━━━━━ EXCERPTED RECORDS
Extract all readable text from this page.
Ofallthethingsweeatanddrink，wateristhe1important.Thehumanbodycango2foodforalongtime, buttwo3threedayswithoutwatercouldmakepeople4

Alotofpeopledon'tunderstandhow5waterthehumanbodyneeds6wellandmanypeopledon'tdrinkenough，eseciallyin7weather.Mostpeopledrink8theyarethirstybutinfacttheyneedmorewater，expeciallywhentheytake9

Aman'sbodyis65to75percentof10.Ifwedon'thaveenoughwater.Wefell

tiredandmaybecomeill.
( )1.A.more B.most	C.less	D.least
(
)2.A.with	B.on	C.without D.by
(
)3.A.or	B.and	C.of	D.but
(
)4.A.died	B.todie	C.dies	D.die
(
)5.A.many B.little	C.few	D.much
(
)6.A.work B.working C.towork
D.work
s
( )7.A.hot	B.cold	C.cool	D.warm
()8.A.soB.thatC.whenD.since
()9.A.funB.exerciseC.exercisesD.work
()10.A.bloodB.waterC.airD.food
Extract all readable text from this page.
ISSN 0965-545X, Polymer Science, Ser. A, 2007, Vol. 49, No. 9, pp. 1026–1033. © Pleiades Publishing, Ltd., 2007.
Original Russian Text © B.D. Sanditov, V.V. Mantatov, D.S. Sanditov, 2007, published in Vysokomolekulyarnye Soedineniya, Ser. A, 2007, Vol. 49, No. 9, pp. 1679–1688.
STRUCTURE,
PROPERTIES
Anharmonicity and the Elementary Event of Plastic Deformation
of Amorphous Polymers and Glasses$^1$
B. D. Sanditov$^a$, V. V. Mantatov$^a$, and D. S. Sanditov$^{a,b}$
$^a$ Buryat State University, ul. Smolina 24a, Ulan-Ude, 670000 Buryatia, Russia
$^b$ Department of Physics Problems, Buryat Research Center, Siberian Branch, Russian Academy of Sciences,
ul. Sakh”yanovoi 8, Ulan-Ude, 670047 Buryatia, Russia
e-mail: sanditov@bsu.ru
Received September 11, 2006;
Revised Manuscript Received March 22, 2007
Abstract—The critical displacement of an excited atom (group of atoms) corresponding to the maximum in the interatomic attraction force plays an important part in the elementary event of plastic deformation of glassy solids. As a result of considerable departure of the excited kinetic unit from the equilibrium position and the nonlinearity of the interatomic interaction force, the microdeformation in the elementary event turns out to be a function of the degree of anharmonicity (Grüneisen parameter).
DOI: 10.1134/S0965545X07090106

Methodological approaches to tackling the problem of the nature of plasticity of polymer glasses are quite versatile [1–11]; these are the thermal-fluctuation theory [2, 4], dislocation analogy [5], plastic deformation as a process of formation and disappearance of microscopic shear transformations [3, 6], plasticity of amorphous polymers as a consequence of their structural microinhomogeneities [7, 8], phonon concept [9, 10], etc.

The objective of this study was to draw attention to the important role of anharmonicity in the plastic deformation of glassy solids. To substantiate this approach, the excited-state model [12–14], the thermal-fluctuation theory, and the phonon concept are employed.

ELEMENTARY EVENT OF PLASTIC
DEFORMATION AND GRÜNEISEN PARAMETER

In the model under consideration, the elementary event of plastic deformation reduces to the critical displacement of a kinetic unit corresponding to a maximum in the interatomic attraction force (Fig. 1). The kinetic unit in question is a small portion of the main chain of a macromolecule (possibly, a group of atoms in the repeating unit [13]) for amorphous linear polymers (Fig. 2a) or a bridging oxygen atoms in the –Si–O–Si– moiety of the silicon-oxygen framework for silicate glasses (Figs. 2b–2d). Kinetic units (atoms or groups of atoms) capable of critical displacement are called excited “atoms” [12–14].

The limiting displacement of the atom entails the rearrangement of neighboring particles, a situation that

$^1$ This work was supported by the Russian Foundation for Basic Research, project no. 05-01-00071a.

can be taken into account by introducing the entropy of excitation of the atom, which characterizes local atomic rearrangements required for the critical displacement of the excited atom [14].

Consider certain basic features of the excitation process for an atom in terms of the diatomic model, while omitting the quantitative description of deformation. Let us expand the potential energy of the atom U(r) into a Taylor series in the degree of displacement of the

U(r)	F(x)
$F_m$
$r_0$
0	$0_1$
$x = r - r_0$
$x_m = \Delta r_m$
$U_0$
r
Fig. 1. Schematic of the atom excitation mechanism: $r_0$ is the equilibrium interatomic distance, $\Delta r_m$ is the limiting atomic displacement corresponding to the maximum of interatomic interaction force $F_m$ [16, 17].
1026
━━━━━━━━━━
**EXERCISE GOAL:** Copy out each line exactly as written.

**RESULT BELOW:**
Extract all readable text from this page.
Ofallthethingsweeatanddrink，wateristhe1important.Thehumanbodycango2foodforalongtime, buttwo3threedayswithoutwatercouldmakepeople4

Alotofpeopledon'tunderstandhow5waterthehumanbodyneeds6wellandmanypeopledon'tdrinkenough，eseciallyin7weather.Mostpeopledrink8theyarethirstybutinfacttheyneedmorewater，expeciallywhentheytake9

Aman'sbodyis65to75percentof10.Ifwedon'thaveenoughwater.Wefell

tiredandmaybecomeill.
( )1.A.more B.most	C.less	D.least
(
)2.A.with	B.on	C.without D.by
(
)3.A.or	B.and	C.of	D.but
(
)4.A.died	B.todie	C.dies	D.die
(
)5.A.many B.little	C.few	D.much
(
)6.A.work B.working C.towork
D.work
s
( )7.A.hot	B.cold	C.cool	D.warm
()8.A.soB.thatC.whenD.since
()9.A.funB.exerciseC.exercisesD.work
()10.A.bloodB.waterC.airD.food
Extract all readable text from this page.
ISSN 0965-545X, Polymer Science, Ser. A, 2007, Vol. 49, No. 9, pp. 1026–1033. © Pleiades Publishing, Ltd., 2007.
Original Russian Text © B.D. Sanditov, V.V. Mantatov, D.S. Sanditov, 2007, published in Vysokomolekulyarnye Soedineniya, Ser. A, 2007, Vol. 49, No. 9, pp. 1679–1688.
STRUCTURE,
PROPERTIES
Anharmonicity and the Elementary Event of Plastic Deformation
of Amorphous Polymers and Glasses$^1$
B. D. Sanditov$^a$, V. V. Mantatov$^a$, and D. S. Sanditov$^{a,b}$
$^a$ Buryat State University, ul. Smolina 24a, Ulan-Ude, 670000 Buryatia, Russia
$^b$ Department of Physics Problems, Buryat Research Center, Siberian Branch, Russian Academy of Sciences,
ul. Sakh”yanovoi 8, Ulan-Ude, 670047 Buryatia, Russia
e-mail: sanditov@bsu.ru
Received September 11, 2006;
Revised Manuscript Received March 22, 2007
Abstract—The critical displacement of an excited atom (group of atoms) corresponding to the maximum in the interatomic attraction force plays an important part in the elementary event of plastic deformation of glassy solids. As a result of considerable departure of the excited kinetic unit from the equilibrium position and the nonlinearity of the interatomic interaction force, the microdeformation in the elementary event turns out to be a function of the degree of anharmonicity (Grüneisen parameter).
DOI: 10.1134/S0965545X07090106

Methodological approaches to tackling the problem of the nature of plasticity of polymer glasses are quite versatile [1–11]; these are the thermal-fluctuation theory [2, 4], dislocation analogy [5], plastic deformation as a process of formation and disappearance of microscopic shear transformations [3, 6], plasticity of amorphous polymers as a consequence of their structural microinhomogeneities [7, 8], phonon concept [9, 10], etc.

The objective of this study was to draw attention to the important role of anharmonicity in the plastic deformation of glassy solids. To substantiate this approach, the excited-state model [12–14], the thermal-fluctuation theory, and the phonon concept are employed.

ELEMENTARY EVENT OF PLASTIC
DEFORMATION AND GRÜNEISEN PARAMETER

In the model under consideration, the elementary event of plastic deformation reduces to the critical displacement of a kinetic unit corresponding to a maximum in the interatomic attraction force (Fig. 1). The kinetic unit in question is a small portion of the main chain of a macromolecule (possibly, a group of atoms in the repeating unit [13]) for amorphous linear polymers (Fig. 2a) or a bridging oxygen atoms in the –Si–O–Si– moiety of the silicon-oxygen framework for silicate glasses (Figs. 2b–2d). Kinetic units (atoms or groups of atoms) capable of critical displacement are called excited “atoms” [12–14].

The limiting displacement of the atom entails the rearrangement of neighboring particles, a situation that

$^1$ This work was supported by the Russian Foundation for Basic Research, project no. 05-01-00071a.

can be taken into account by introducing the entropy of excitation of the atom, which characterizes local atomic rearrangements required for the critical displacement of the excited atom [14].

Consider certain basic features of the excitation process for an atom in terms of the diatomic model, while omitting the quantitative description of deformation. Let us expand the potential energy of the atom U(r) into a Taylor series in the degree of displacement of the

U(r)	F(x)
$F_m$
$r_0$
0	$0_1$
$x = r - r_0$
$x_m = \Delta r_m$
$U_0$
r
Fig. 1. Schematic of the atom excitation mechanism: $r_0$ is the equilibrium interatomic distance, $\Delta r_m$ is the limiting atomic displacement corresponding to the maximum of interatomic interaction force $F_m$ [16, 17].
1026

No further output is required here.